(Data extracted from a collection)

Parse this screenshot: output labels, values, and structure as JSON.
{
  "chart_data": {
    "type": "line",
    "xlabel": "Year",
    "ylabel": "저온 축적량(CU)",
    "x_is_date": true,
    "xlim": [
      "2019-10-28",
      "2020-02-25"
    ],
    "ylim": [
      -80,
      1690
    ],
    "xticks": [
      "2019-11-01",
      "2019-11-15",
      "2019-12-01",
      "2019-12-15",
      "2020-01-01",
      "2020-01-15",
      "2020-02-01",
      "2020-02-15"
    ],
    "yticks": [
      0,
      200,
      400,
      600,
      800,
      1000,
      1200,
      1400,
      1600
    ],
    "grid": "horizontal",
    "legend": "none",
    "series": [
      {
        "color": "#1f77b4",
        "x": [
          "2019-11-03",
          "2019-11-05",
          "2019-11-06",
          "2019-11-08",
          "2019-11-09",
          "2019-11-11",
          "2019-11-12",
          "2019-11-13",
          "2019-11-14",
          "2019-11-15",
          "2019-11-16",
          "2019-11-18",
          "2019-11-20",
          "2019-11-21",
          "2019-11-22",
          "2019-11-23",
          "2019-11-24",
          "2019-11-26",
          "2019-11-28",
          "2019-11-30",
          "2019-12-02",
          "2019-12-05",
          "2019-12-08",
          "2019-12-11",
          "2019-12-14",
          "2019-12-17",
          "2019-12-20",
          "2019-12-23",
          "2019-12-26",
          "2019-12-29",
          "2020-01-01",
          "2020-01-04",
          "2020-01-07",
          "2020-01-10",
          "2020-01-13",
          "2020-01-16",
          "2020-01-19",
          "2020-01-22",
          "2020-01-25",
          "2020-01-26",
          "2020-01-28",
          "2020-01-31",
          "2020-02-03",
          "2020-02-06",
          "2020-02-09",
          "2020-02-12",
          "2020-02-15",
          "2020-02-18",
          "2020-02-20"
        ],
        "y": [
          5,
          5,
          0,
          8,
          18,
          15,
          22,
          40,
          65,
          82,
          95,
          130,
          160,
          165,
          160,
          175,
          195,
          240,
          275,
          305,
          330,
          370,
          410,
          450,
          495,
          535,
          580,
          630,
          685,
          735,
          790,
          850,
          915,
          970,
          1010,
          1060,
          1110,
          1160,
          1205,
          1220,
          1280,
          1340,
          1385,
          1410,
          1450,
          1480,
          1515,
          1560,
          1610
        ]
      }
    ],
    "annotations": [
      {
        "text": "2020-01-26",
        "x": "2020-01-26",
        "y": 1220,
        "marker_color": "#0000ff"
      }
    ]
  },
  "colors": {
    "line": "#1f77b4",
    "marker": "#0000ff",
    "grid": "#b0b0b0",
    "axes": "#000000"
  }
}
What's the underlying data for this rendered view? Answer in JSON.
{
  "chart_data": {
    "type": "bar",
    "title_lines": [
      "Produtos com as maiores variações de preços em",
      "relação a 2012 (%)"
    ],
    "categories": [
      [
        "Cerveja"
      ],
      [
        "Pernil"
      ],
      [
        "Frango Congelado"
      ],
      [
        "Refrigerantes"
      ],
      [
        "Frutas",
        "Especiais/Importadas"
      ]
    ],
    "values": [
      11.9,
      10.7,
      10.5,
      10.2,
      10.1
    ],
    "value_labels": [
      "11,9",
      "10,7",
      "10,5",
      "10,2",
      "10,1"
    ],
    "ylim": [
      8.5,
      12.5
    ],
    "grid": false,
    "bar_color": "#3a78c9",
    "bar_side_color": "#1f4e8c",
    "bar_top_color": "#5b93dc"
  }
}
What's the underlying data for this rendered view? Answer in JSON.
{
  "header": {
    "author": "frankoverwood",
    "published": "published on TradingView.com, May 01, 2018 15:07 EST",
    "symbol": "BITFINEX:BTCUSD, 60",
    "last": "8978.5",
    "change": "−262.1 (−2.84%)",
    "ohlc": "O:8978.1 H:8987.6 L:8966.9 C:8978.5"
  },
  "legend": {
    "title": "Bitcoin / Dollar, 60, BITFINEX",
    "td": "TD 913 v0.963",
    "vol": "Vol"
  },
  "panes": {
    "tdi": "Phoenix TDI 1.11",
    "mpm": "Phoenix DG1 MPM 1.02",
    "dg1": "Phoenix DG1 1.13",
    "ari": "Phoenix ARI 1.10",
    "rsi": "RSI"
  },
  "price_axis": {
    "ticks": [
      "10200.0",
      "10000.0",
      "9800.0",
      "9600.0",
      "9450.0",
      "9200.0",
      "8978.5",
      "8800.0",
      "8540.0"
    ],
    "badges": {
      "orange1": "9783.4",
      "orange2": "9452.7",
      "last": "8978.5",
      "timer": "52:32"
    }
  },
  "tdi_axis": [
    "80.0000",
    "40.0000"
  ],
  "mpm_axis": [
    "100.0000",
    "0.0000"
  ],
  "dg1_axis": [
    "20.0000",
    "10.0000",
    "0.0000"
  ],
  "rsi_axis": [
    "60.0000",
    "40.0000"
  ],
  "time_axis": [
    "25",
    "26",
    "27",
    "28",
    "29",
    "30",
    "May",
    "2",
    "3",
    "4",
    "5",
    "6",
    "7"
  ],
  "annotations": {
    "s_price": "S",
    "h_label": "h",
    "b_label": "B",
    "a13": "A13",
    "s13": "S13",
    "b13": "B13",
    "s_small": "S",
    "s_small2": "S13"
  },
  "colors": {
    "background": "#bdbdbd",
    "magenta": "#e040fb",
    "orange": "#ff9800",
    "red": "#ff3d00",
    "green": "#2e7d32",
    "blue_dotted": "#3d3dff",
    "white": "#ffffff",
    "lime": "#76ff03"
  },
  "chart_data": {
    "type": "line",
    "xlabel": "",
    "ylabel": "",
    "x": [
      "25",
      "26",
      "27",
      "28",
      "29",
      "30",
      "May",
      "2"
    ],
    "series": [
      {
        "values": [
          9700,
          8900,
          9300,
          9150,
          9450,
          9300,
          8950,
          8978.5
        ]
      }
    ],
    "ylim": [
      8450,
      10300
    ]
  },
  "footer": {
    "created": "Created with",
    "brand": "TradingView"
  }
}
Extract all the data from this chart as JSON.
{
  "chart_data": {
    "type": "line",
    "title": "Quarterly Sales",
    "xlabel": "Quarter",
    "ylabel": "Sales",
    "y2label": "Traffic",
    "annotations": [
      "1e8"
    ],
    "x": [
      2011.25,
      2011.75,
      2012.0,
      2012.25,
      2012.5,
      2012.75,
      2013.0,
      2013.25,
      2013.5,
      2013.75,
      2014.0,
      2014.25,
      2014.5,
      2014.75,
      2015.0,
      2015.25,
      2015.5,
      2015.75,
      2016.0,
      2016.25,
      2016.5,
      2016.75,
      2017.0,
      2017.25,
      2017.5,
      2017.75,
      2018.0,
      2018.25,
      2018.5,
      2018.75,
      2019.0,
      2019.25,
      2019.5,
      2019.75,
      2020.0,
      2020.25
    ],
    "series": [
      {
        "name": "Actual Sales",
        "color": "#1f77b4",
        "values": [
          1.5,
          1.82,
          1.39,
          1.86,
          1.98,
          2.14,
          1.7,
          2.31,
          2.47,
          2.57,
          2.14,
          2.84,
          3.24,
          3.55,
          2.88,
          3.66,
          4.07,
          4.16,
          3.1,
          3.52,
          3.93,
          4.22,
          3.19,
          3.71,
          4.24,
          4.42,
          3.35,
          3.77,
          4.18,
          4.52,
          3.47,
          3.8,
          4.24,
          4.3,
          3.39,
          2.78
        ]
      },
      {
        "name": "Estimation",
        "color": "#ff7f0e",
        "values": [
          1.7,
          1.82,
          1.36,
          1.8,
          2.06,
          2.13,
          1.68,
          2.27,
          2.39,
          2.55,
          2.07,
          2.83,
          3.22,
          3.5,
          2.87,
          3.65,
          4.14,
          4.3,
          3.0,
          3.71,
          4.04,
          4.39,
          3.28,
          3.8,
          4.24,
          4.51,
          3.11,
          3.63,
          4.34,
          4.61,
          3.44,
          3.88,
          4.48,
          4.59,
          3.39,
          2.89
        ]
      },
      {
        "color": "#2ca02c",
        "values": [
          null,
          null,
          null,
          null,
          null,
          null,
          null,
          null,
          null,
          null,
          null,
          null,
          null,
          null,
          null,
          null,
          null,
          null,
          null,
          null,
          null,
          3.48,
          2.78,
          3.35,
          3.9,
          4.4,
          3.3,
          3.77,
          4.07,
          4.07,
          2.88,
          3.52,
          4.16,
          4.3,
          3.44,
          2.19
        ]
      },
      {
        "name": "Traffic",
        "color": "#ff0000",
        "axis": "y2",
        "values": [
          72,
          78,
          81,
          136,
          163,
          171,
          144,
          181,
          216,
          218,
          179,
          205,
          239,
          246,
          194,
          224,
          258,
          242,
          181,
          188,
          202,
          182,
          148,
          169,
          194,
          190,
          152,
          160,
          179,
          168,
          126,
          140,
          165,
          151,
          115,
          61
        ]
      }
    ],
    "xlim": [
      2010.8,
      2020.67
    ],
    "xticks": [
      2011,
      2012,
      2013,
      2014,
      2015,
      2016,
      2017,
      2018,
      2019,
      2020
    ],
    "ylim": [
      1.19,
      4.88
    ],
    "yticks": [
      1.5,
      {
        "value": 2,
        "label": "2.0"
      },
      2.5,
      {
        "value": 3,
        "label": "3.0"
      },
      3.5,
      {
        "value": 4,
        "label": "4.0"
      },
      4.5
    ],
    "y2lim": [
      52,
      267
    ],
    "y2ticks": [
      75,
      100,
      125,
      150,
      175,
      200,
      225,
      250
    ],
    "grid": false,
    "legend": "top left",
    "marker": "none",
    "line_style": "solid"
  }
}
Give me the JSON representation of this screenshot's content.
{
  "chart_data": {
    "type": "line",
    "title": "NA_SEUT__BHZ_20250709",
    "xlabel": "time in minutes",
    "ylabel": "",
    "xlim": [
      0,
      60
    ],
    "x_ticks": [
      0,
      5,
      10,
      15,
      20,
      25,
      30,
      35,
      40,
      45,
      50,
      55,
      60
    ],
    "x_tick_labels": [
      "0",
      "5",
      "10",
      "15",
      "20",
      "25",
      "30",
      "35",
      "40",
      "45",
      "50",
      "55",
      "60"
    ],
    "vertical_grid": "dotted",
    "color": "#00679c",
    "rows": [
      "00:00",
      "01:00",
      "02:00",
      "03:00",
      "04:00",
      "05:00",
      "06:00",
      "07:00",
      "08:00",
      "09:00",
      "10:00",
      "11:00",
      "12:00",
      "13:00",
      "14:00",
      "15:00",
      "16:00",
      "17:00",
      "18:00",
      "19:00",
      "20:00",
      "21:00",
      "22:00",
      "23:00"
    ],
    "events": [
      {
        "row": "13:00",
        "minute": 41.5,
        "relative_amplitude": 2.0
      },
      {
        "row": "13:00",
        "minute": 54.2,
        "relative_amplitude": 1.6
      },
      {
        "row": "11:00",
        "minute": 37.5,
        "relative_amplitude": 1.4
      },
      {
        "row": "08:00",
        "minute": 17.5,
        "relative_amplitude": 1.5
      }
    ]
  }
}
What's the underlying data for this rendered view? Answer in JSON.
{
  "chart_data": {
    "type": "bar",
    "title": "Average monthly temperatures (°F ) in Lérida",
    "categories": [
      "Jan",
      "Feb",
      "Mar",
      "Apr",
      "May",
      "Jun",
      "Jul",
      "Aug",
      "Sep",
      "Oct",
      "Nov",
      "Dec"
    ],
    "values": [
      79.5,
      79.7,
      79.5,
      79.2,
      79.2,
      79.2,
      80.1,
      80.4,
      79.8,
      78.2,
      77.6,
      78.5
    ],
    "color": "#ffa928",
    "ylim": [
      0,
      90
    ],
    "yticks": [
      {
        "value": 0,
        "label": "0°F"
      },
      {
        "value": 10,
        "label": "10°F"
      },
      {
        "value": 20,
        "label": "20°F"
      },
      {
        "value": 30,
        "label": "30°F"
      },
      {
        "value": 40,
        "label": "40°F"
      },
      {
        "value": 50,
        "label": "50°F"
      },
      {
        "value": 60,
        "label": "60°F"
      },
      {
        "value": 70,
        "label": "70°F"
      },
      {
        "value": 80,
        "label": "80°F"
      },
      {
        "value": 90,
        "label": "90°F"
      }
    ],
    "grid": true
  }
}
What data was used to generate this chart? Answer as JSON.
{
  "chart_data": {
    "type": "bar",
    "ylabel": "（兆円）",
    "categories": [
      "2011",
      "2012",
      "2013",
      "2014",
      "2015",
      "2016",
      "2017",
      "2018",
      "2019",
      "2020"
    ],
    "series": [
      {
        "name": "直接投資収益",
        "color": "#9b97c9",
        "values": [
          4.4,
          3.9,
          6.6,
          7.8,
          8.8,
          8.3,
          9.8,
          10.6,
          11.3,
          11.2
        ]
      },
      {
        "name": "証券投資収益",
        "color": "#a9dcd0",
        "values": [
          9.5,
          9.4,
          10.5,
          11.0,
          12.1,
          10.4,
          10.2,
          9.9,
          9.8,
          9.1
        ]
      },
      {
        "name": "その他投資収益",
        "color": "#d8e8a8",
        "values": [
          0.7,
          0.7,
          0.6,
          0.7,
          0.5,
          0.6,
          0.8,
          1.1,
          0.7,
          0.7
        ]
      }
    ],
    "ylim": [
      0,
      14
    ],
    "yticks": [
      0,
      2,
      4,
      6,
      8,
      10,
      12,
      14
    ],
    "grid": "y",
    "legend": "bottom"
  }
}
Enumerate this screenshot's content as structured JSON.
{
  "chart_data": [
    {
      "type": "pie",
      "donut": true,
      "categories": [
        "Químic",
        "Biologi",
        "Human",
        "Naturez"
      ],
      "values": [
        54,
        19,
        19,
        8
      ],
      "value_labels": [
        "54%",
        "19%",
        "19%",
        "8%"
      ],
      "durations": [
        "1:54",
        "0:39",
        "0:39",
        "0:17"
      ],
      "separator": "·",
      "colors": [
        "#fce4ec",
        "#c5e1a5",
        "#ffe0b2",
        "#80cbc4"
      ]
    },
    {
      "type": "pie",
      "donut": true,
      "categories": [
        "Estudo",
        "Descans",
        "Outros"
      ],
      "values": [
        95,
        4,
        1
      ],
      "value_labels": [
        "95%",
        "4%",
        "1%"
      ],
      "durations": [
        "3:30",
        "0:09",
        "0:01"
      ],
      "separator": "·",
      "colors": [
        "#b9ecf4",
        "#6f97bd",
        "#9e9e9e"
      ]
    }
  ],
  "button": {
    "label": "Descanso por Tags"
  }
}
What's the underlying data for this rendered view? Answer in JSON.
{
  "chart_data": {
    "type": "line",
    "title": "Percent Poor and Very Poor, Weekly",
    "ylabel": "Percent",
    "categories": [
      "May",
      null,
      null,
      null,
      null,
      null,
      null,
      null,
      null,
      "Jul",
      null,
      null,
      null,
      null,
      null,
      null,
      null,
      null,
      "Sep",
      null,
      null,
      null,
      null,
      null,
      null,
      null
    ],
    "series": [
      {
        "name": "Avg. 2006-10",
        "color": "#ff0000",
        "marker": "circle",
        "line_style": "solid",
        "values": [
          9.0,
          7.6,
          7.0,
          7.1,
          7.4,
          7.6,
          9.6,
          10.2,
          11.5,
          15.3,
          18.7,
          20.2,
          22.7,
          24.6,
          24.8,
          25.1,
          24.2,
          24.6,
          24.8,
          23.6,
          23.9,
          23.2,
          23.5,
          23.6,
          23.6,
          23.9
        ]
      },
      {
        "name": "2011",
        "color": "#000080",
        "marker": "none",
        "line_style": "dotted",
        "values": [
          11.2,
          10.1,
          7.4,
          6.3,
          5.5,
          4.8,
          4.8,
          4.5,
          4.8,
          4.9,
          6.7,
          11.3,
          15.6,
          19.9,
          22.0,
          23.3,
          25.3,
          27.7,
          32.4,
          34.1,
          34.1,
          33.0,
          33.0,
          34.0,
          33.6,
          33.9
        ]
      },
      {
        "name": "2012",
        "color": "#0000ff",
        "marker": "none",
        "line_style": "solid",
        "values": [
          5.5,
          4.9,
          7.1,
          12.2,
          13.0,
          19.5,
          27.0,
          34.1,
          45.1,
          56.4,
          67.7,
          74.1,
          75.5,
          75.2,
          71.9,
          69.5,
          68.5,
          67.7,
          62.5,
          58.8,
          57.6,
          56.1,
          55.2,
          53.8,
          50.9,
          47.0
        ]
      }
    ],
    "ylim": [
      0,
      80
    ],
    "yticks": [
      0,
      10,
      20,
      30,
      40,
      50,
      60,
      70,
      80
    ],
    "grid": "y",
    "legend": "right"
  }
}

▶ The problem
Copy each line that holds the word "content".

▶ Output of the task
Give me the JSON representation of this screenshot's content.
Enumerate this screenshot's content as structured JSON.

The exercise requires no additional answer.